**PROBLEM TO WORK ON**
Your task is to copy every line of the records below that contains "their".

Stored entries
______

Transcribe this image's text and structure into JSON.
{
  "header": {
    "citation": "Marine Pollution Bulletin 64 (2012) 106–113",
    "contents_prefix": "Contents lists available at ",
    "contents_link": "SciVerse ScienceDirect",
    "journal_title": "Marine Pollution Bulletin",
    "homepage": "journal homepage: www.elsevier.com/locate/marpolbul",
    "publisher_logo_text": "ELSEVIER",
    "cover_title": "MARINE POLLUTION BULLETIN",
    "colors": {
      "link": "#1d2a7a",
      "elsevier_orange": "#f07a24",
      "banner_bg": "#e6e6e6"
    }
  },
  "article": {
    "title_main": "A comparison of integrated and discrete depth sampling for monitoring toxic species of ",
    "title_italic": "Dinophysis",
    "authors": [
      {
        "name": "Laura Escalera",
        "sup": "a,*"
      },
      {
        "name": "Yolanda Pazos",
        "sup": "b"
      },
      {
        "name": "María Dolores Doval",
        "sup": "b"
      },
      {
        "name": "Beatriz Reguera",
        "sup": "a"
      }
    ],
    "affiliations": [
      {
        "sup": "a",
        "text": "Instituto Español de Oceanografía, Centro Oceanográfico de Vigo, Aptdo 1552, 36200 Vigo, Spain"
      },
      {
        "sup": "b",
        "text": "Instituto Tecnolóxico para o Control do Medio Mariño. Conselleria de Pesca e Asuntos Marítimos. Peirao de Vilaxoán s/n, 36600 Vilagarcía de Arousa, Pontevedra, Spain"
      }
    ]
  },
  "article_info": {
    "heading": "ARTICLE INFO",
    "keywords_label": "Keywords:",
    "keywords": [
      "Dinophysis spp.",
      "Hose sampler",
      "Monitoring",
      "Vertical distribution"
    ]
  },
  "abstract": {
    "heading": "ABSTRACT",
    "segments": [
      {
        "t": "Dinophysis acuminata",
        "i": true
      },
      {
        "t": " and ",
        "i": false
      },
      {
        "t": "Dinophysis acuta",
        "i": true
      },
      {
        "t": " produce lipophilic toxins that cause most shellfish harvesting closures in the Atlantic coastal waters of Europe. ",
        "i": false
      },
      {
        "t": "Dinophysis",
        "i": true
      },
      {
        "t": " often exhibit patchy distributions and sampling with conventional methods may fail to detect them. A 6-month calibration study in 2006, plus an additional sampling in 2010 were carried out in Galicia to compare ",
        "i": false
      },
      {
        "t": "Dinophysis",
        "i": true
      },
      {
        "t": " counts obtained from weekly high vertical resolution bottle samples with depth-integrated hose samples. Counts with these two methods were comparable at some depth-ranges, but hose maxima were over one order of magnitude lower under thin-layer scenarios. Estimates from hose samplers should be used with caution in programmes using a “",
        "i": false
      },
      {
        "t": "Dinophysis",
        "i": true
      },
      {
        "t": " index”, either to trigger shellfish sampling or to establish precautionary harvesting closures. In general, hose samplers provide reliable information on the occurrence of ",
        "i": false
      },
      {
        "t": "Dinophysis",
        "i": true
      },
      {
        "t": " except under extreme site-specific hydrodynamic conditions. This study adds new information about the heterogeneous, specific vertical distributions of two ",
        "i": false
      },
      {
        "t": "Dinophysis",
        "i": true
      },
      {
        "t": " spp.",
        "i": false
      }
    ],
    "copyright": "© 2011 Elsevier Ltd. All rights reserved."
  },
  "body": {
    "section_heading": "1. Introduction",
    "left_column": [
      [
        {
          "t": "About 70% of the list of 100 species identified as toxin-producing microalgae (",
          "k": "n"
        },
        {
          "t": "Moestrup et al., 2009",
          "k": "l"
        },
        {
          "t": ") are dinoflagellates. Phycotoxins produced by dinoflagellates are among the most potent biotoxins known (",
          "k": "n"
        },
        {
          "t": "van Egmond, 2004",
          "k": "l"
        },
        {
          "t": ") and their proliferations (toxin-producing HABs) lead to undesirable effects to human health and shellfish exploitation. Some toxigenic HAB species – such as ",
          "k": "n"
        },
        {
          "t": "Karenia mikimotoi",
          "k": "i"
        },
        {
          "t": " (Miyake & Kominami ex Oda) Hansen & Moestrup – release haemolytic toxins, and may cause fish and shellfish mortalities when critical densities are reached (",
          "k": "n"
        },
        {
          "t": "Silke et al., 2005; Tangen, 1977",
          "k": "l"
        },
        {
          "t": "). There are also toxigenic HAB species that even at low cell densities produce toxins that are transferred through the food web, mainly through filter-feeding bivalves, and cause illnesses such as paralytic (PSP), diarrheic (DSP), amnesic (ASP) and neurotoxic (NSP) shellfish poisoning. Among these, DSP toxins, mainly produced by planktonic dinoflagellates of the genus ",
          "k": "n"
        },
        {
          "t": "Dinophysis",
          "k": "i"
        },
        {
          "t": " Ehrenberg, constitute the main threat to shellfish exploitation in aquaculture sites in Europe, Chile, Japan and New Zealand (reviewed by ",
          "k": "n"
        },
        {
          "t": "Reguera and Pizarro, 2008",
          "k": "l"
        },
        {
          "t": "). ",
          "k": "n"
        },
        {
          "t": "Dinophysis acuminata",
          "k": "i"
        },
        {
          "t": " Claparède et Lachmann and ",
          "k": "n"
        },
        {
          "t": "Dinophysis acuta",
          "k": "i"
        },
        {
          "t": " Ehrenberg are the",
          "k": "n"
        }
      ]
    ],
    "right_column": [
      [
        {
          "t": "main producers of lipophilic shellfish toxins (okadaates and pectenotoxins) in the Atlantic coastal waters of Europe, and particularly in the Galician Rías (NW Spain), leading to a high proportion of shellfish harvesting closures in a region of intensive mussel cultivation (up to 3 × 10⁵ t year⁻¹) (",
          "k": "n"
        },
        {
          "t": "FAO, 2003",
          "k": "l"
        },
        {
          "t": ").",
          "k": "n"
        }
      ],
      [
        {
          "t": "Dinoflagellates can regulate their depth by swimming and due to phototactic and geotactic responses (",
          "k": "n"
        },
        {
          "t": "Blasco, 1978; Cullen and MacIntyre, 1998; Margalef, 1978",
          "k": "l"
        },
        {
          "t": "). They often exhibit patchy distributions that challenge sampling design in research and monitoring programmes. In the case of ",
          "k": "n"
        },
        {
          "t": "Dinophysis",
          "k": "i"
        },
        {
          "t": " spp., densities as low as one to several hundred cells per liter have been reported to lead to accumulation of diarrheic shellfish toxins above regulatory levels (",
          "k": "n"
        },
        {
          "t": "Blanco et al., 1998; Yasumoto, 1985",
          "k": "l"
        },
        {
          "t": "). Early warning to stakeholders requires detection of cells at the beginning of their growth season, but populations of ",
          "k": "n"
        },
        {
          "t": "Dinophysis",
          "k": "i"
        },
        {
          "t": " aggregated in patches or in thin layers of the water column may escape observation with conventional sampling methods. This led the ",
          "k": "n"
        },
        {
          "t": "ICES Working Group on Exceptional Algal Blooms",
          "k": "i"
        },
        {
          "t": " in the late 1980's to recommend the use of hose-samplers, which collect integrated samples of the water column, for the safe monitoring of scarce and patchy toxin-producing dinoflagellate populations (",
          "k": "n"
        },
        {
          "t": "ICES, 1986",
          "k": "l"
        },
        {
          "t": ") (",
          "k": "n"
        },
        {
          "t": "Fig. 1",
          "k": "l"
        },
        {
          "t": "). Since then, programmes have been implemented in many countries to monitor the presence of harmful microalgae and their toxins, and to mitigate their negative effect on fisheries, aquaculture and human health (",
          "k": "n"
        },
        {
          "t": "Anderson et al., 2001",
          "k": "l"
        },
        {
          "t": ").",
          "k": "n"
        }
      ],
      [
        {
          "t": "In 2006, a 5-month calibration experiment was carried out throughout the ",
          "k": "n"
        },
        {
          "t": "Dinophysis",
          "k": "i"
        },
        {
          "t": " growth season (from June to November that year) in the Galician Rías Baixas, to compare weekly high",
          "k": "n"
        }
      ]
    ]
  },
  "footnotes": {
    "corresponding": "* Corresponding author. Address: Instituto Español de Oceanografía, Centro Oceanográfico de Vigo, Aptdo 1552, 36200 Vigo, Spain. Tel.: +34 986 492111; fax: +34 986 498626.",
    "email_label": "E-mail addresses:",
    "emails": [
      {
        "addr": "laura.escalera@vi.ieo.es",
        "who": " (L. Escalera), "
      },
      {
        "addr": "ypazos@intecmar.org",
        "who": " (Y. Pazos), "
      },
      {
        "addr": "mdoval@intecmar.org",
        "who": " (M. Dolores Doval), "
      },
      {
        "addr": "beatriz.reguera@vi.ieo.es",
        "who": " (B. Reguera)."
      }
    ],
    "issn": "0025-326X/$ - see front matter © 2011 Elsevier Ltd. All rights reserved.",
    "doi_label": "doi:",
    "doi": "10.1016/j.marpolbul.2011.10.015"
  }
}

______

**SOLUTION TO THIS PROBLEM**
          "t": ") and their proliferations (toxin-producing HABs) lead to undesirable effects to human health and shellfish exploitation. Some toxigenic HAB species – such as ",
          "t": "Dinoflagellates can regulate their depth by swimming and due to phototactic and geotactic responses (",
          "t": "). Early warning to stakeholders requires detection of cells at the beginning of their growth season, but populations of ",
          "t": "). Since then, programmes have been implemented in many countries to monitor the presence of harmful microalgae and their toxins, and to mitigate their negative effect on fisheries, aquaculture and human health (",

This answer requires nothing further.